- [TASK DETAILS]: Reproduce the records. Keep every word exact and include no images.

((

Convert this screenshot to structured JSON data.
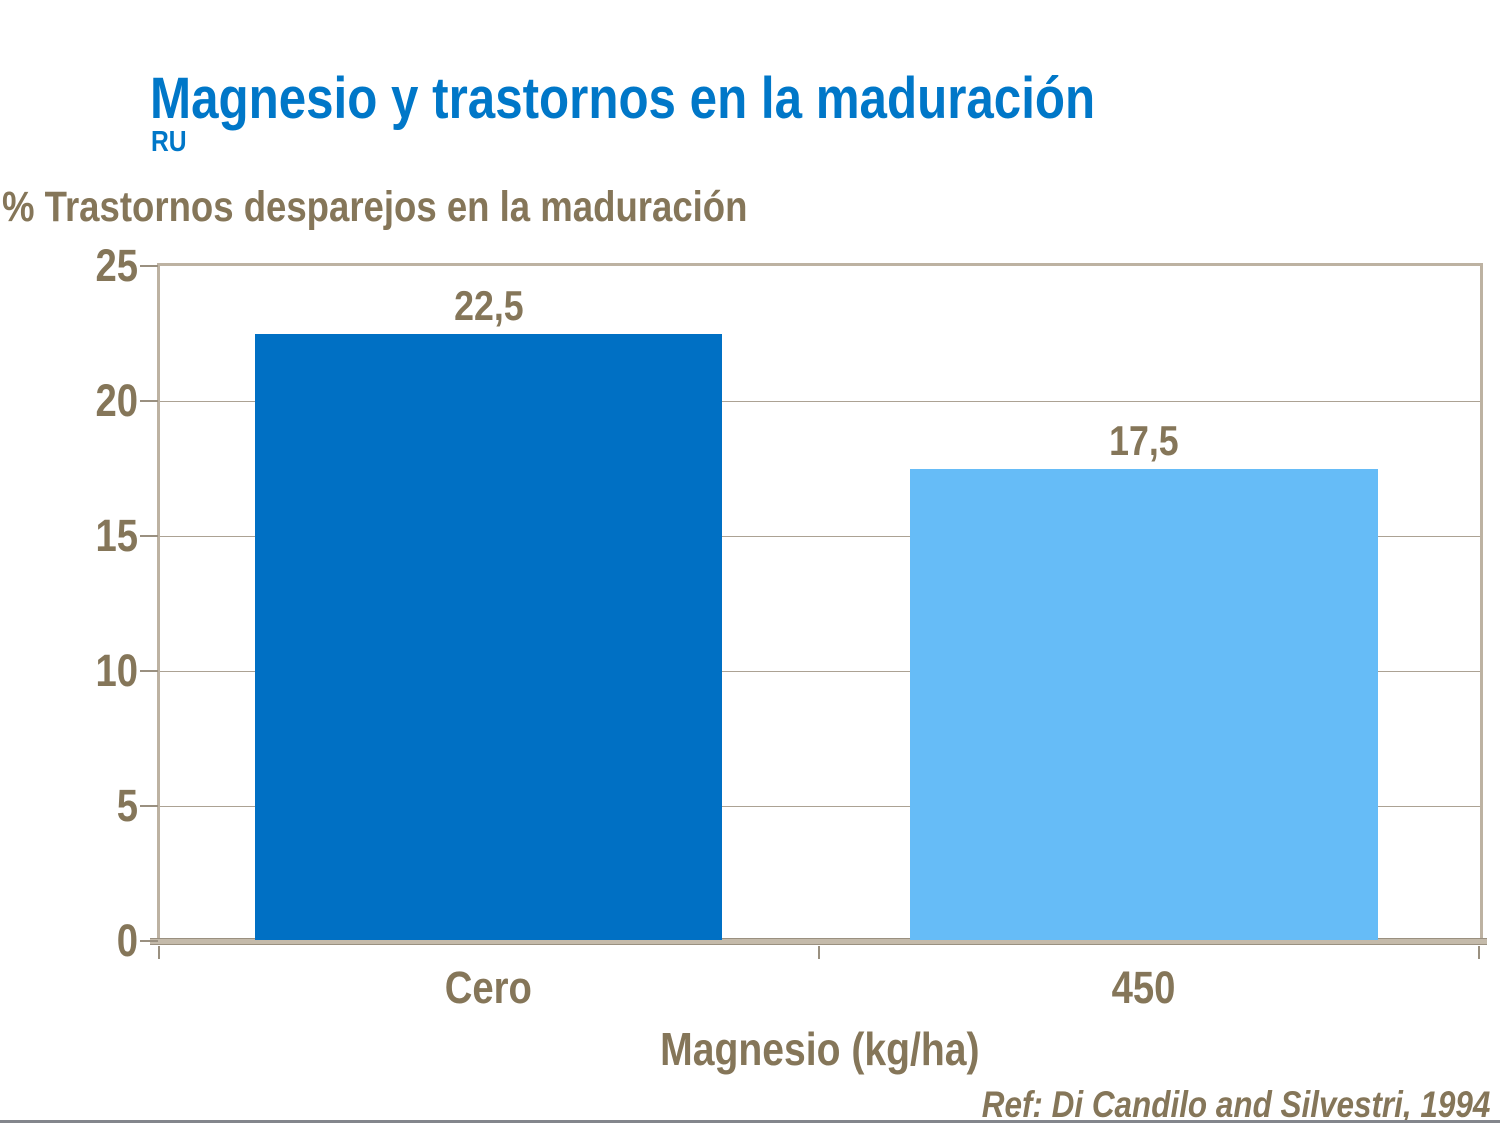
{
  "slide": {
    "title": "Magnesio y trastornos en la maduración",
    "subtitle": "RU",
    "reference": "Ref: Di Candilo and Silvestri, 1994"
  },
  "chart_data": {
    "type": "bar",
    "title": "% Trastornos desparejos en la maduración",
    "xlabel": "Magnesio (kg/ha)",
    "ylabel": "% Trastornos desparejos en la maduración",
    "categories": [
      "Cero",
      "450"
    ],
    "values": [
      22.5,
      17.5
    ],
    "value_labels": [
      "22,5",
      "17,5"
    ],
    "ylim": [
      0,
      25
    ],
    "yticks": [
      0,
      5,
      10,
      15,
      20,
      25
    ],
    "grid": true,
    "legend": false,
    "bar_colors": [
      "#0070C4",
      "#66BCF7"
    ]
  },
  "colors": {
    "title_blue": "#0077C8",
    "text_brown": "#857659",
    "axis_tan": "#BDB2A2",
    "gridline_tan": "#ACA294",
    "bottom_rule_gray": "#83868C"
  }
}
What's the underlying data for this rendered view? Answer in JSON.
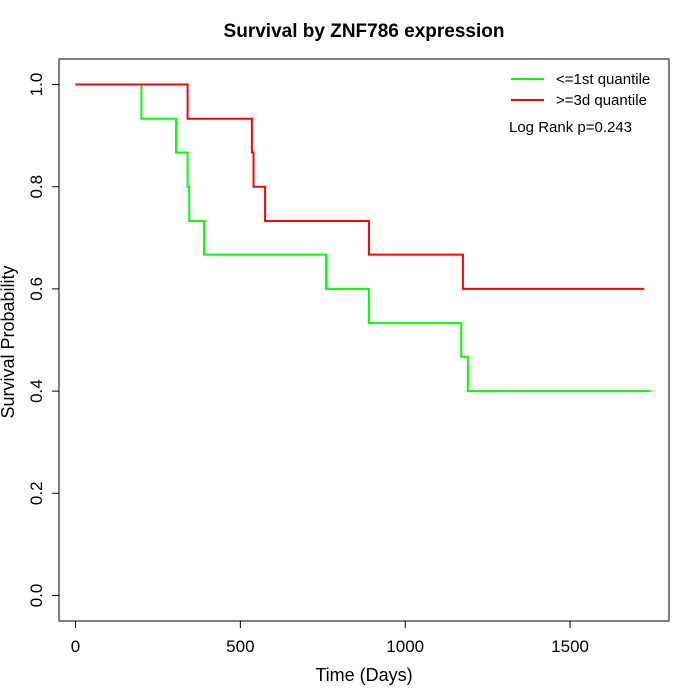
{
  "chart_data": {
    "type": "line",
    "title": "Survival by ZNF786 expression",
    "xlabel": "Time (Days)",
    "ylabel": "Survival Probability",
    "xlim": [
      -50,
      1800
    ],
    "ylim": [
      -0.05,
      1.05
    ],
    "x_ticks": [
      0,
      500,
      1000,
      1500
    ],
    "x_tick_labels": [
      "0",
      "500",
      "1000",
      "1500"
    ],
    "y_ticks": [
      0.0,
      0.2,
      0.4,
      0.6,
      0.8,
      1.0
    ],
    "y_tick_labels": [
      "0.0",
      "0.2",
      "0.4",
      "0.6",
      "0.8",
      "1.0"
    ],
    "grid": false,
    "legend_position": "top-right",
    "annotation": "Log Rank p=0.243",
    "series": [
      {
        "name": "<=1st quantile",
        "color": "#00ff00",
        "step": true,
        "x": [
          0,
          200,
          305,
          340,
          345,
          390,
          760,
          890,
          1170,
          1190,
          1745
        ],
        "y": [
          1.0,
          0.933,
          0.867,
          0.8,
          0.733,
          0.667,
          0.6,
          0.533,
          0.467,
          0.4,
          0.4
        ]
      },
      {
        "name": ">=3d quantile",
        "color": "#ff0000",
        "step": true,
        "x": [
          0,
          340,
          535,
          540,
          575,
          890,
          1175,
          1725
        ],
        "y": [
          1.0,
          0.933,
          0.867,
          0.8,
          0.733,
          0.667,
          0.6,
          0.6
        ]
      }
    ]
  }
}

))

- [SOLUTION FOR THIS PROBLEM]:
Convert this screenshot to structured JSON data.
{
  "slide": {
    "title": "Magnesio y trastornos en la maduración",
    "subtitle": "RU",
    "reference": "Ref: Di Candilo and Silvestri, 1994"
  },
  "chart_data": {
    "type": "bar",
    "title": "% Trastornos desparejos en la maduración",
    "xlabel": "Magnesio (kg/ha)",
    "ylabel": "% Trastornos desparejos en la maduración",
    "categories": [
      "Cero",
      "450"
    ],
    "values": [
      22.5,
      17.5
    ],
    "value_labels": [
      "22,5",
      "17,5"
    ],
    "ylim": [
      0,
      25
    ],
    "yticks": [
      0,
      5,
      10,
      15,
      20,
      25
    ],
    "grid": true,
    "legend": false,
    "bar_colors": [
      "#0070C4",
      "#66BCF7"
    ]
  },
  "colors": {
    "title_blue": "#0077C8",
    "text_brown": "#857659",
    "axis_tan": "#BDB2A2",
    "gridline_tan": "#ACA294",
    "bottom_rule_gray": "#83868C"
  }
}
What's the underlying data for this rendered view? Answer in JSON.
{
  "chart_data": {
    "type": "line",
    "title": "Survival by ZNF786 expression",
    "xlabel": "Time (Days)",
    "ylabel": "Survival Probability",
    "xlim": [
      -50,
      1800
    ],
    "ylim": [
      -0.05,
      1.05
    ],
    "x_ticks": [
      0,
      500,
      1000,
      1500
    ],
    "x_tick_labels": [
      "0",
      "500",
      "1000",
      "1500"
    ],
    "y_ticks": [
      0.0,
      0.2,
      0.4,
      0.6,
      0.8,
      1.0
    ],
    "y_tick_labels": [
      "0.0",
      "0.2",
      "0.4",
      "0.6",
      "0.8",
      "1.0"
    ],
    "grid": false,
    "legend_position": "top-right",
    "annotation": "Log Rank p=0.243",
    "series": [
      {
        "name": "<=1st quantile",
        "color": "#00ff00",
        "step": true,
        "x": [
          0,
          200,
          305,
          340,
          345,
          390,
          760,
          890,
          1170,
          1190,
          1745
        ],
        "y": [
          1.0,
          0.933,
          0.867,
          0.8,
          0.733,
          0.667,
          0.6,
          0.533,
          0.467,
          0.4,
          0.4
        ]
      },
      {
        "name": ">=3d quantile",
        "color": "#ff0000",
        "step": true,
        "x": [
          0,
          340,
          535,
          540,
          575,
          890,
          1175,
          1725
        ],
        "y": [
          1.0,
          0.933,
          0.867,
          0.8,
          0.733,
          0.667,
          0.6,
          0.6
        ]
      }
    ]
  }
}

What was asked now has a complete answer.